Extracted text:
_ _ _ _
Hospital: Days 2 & 3: Tests, Tests, Tests!
Day 2: Blood Test
Heel pricks are no biggie. Well, they are. They involve a little cut to the heel before a very thin tube is filled with blood. Frankie cried but she's had a tonne of them and they're over pretty quick. A full blood test however is much more traumatic. It takes forever and the screaming is non-stop. Poor bubba gets so upset and is inconsolable both during and after. This one in particular was the worst yet. It literally took about seven minutes. Seven minutes feels like a damn eternity when you're holding a screaming baby who's trying to pull their leg away from the pathology lady who had a vice grip and is squeezing the damn thing like no tomorrow to fill three, yes three, little blood collection tubes.
Day 3: Barium Swallow
At 12:30pm Frankie and I were loaded into a wheelchair and zipped through the back alleys of the hospital to Medical Imaging. With wind in her hair, Frankie drew the attention of each passer-by with her wide eyes, taking in the new sights and grateful to be outside the four walls of her room. We were put in a holding bay where we waited, and waited and waited. The bouncing and rocking around was punctuated only by a wardie who came over multiple times to poke and smile at and talk to Frankie. Lovely...until he touched her bare hand with his. Covid! I couldn't help but wonder how many wards that hand had visited today. Finally we were taken into the x-ray room where I donned the lead skirt, vest and neck shield. The bouncing and rocking of Frankie continued as I tried my best to entertain an increasingly tired and hungry baby who had now been stripped down to just a nappy and was being held in my arms against the armour I had on. Frankie, a lovely radiographer and an even lovelier nurse made small talk while we waited for the doctor. Eventually she breezed in and started casually filling me in on what was to come and checking medication while Frankie became harder and harder to distract from her hunger and exhaustion. Even the nurse muttered "Oh, just get on with it," and I couldn't have said it better myself.
_ _ _ _
Data for review:
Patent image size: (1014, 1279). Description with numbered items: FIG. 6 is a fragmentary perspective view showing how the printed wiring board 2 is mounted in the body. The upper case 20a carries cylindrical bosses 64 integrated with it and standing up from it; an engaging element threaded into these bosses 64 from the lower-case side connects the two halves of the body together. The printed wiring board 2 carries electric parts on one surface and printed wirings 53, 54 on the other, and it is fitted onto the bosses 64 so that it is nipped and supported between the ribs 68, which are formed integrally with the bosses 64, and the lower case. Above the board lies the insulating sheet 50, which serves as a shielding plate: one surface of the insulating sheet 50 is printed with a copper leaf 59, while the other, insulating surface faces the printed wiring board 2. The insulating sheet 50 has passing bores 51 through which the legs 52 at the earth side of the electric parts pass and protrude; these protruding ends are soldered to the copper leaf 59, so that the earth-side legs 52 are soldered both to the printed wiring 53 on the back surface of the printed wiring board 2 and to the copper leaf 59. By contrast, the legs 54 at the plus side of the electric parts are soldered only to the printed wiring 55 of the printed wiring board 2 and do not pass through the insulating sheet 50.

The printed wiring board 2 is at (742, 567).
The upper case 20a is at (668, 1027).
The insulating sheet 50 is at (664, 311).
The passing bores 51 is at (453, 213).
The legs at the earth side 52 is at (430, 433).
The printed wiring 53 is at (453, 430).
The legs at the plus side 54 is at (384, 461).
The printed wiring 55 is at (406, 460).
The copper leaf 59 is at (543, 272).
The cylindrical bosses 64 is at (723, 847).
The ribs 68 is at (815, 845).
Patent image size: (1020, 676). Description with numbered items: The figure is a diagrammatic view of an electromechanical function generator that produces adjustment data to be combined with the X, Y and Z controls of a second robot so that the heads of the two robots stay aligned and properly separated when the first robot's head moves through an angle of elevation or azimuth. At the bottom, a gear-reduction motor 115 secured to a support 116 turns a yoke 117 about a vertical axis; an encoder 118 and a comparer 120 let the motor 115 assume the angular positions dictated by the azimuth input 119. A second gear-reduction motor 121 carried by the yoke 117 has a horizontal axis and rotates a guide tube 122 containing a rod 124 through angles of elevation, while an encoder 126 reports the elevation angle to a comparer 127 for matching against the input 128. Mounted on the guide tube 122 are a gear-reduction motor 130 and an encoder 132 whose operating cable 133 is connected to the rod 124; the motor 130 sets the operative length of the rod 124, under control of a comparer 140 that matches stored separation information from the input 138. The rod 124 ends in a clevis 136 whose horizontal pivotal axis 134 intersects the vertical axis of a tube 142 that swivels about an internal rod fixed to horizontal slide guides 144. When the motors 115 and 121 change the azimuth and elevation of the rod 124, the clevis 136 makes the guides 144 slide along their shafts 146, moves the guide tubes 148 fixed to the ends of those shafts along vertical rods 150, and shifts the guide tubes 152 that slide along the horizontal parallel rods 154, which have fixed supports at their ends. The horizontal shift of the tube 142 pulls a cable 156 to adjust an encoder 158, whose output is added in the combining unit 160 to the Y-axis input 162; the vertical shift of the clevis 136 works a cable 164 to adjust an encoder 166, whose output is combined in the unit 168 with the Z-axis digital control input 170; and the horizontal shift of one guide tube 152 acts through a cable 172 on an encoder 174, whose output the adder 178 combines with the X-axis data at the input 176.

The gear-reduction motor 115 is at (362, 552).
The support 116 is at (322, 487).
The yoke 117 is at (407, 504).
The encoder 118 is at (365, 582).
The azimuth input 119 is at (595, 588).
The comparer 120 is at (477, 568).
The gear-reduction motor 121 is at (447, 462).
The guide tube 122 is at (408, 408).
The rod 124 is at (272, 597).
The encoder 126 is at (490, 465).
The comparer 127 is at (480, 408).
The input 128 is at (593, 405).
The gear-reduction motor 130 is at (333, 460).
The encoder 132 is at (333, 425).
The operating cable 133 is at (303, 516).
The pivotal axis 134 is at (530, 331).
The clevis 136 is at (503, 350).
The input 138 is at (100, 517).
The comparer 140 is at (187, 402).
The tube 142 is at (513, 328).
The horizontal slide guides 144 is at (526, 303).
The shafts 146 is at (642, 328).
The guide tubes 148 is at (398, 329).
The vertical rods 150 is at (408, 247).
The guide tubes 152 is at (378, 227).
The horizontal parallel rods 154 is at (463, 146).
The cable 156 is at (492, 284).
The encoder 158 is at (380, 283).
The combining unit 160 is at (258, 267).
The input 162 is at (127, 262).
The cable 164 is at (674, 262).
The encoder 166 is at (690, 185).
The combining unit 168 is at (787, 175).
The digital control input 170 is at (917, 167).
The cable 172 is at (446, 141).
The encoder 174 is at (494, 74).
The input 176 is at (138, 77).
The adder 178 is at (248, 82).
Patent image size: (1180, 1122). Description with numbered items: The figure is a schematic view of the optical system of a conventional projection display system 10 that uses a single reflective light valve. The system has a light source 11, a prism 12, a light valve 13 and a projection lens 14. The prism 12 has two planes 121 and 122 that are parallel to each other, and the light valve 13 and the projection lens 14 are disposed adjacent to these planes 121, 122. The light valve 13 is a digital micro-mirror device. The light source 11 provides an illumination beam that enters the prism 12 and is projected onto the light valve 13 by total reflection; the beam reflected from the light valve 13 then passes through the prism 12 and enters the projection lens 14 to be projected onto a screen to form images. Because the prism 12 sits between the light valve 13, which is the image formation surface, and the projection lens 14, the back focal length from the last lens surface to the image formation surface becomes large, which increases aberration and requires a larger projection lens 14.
_ _ _ _
Required action A:
Output the passage of the hospital post starting at "Hospital: Days 2" and ending at "blood collection tubes.", copied word for word.
Required action B:
Answer these questions from the hospital post:
(i) About how long did the full blood test take?
(ii) How many blood collection tubes were filled during that test?
(iii) At what time were Frankie and the writer taken by wheelchair to Medical Imaging?
The rows play no part in this work.

Answer space A:
Hospital: Days 2 & 3: Tests, Tests, Tests!
Day 2: Blood Test
Heel pricks are no biggie. Well, they are. They involve a little cut to the heel before a very thin tube is filled with blood. Frankie cried but she's had a tonne of them and they're over pretty quick. A full blood test however is much more traumatic. It takes forever and the screaming is non-stop. Poor bubba gets so upset and is inconsolable both during and after. This one in particular was the worst yet. It literally took about seven minutes. Seven minutes feels like a damn eternity when you're holding a screaming baby who's trying to pull their leg away from the pathology lady who had a vice grip and is squeezing the damn thing like no tomorrow to fill three, yes three, little blood collection tubes.

Answer space B:
(i) About seven minutes.
(ii) Three.
(iii) At 12:30pm.